Kumpulan Latihan –
#1 Sebutkan semua nama orang yang muncul dalam kutipan tentang hilangnya sikap kesatria.
#2 Tuliskan ulang bagian kutipan tentang hilangnya sikap kesatria mulai dari "Saat itulah, ortu" sampai dengan "keturunan pemburu mammoth.".

Kutipan Teks –
● ● ●

Mario vs David, Hilangnya Sikap Kesatria
-Ilustrasi: Annisa Salsabila - Harian Disway-
Problem baru muncul jika satu anak lelaki merasa diperlakukan salah atau tidak dihargai oleh anak laki lain. Saat itulah, bentuk permainan bisa berubah dari agresif persahabatan menjadi kekerasan .
Saat itulah, ortu anak lelaki yang berperilaku tidak menghargai teman lelakinya menasihati, bahwa anak tersebut sudah melanggar batas. Yakni, niat tidak menghargai teman itu adalah menyakiti (hati) temannya. Itu perilaku salah. Sebab, anak yang tersakiti bakal membalas. Akhirnya terjadi kekerasan. Bisa brutal. Sebab, mereka keturunan pemburu mammoth.
”Bergurau keras secara fisik biasa bagi lelaki. Di situlah mereka menjalin sahabat. Dalam damai. Tapi, kalau niatnya menyakiti, itu melanggar batas,” tegas Dent.

● ● ●

Data Pendukung –
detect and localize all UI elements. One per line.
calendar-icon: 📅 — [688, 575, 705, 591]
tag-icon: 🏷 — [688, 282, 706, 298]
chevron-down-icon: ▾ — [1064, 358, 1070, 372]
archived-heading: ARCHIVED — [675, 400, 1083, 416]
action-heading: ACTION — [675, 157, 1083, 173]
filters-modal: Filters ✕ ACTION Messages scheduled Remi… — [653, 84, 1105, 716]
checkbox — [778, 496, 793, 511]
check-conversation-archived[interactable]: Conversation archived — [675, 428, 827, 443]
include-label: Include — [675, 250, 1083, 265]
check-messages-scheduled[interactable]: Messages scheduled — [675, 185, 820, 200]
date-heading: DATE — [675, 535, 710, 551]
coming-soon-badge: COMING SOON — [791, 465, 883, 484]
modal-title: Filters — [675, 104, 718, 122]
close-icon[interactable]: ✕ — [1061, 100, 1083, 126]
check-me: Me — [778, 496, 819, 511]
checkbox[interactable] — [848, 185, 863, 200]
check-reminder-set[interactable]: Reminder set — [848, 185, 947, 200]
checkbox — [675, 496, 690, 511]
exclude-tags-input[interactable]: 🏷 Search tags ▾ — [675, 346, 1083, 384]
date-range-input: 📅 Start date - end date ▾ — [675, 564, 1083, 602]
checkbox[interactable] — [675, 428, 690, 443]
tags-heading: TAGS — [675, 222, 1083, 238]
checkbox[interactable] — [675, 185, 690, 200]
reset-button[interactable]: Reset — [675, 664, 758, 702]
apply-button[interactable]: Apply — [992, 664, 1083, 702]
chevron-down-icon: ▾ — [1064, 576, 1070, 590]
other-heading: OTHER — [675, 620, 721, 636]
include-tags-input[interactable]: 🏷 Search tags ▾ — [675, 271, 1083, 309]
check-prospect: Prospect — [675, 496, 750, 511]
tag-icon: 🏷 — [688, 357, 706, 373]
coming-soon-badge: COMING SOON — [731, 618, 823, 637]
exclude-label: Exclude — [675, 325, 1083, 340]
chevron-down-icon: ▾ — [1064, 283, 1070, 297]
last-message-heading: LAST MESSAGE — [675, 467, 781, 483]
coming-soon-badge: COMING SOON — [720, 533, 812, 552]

● ● ●

Daftar Jawaban –
#1 Mario, David, Annisa Salsabila, Dent

#2
Saat itulah, ortu anak lelaki yang berperilaku tidak menghargai teman lelakinya menasihati, bahwa anak tersebut sudah melanggar batas. Yakni, niat tidak menghargai teman itu adalah menyakiti (hati) temannya. Itu perilaku salah. Sebab, anak yang tersakiti bakal membalas. Akhirnya terjadi kekerasan. Bisa brutal. Sebab, mereka keturunan pemburu mammoth.